MATERIAL SUPPLIED:
──────────

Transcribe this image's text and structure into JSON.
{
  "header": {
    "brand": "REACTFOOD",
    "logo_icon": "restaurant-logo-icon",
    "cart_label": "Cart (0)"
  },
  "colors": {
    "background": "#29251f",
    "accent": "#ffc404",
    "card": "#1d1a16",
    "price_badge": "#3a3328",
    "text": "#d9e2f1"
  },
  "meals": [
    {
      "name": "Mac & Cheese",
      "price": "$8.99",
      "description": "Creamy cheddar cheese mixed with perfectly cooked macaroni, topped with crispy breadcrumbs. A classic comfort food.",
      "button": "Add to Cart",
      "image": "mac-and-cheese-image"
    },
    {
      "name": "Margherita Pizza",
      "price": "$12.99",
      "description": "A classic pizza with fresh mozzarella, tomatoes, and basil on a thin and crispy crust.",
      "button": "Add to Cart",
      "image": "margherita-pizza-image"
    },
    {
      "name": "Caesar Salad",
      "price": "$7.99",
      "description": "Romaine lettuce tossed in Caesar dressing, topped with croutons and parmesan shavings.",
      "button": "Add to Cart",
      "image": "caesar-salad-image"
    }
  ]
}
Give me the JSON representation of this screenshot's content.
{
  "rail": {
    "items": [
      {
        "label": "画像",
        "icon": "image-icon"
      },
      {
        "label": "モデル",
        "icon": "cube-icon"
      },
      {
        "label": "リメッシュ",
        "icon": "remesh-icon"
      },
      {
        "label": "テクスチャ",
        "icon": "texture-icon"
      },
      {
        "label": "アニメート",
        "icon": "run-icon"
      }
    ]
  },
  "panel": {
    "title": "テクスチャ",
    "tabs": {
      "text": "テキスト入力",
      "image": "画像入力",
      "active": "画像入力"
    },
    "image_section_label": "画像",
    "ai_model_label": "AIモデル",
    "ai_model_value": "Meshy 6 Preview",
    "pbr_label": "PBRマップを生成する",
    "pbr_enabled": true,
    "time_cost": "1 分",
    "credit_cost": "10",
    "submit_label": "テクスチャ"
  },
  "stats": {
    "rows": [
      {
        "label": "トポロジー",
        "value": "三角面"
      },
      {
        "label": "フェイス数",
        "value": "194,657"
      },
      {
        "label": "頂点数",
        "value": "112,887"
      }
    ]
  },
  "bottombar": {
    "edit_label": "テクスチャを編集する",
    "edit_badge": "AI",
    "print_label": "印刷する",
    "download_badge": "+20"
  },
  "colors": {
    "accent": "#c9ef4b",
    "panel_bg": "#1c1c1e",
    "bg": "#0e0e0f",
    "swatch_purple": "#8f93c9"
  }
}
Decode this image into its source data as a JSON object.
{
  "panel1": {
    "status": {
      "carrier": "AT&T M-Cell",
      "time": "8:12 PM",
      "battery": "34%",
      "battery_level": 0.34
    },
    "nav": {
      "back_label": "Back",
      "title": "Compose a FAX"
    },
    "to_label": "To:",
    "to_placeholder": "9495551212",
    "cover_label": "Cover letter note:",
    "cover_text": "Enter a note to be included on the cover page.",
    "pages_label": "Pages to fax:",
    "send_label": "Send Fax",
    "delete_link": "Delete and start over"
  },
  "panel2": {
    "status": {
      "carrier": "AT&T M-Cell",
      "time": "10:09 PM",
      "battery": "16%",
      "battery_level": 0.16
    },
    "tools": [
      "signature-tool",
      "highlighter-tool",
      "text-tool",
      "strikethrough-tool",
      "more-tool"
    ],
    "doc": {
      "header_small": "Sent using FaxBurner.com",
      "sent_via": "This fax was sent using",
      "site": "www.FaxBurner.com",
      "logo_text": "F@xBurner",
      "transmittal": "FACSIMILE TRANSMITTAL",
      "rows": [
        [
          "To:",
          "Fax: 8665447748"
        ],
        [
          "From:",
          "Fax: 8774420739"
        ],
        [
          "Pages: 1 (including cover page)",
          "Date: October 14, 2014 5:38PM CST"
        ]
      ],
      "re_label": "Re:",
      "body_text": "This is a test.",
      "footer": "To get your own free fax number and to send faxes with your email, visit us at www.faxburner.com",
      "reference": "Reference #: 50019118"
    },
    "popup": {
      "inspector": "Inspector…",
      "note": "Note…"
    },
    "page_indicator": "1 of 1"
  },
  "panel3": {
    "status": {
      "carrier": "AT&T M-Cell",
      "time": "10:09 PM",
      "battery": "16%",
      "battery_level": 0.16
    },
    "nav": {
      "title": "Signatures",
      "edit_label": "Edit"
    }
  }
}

──────────

EXERCISE DESCRIPTION: Lines that include the word "note" are to be extracted from the data above.

SOLUTION TO THE EXERCISE:
    "cover_label": "Cover letter note:",
    "cover_text": "Enter a note to be included on the cover page.",
      "note": "Note…"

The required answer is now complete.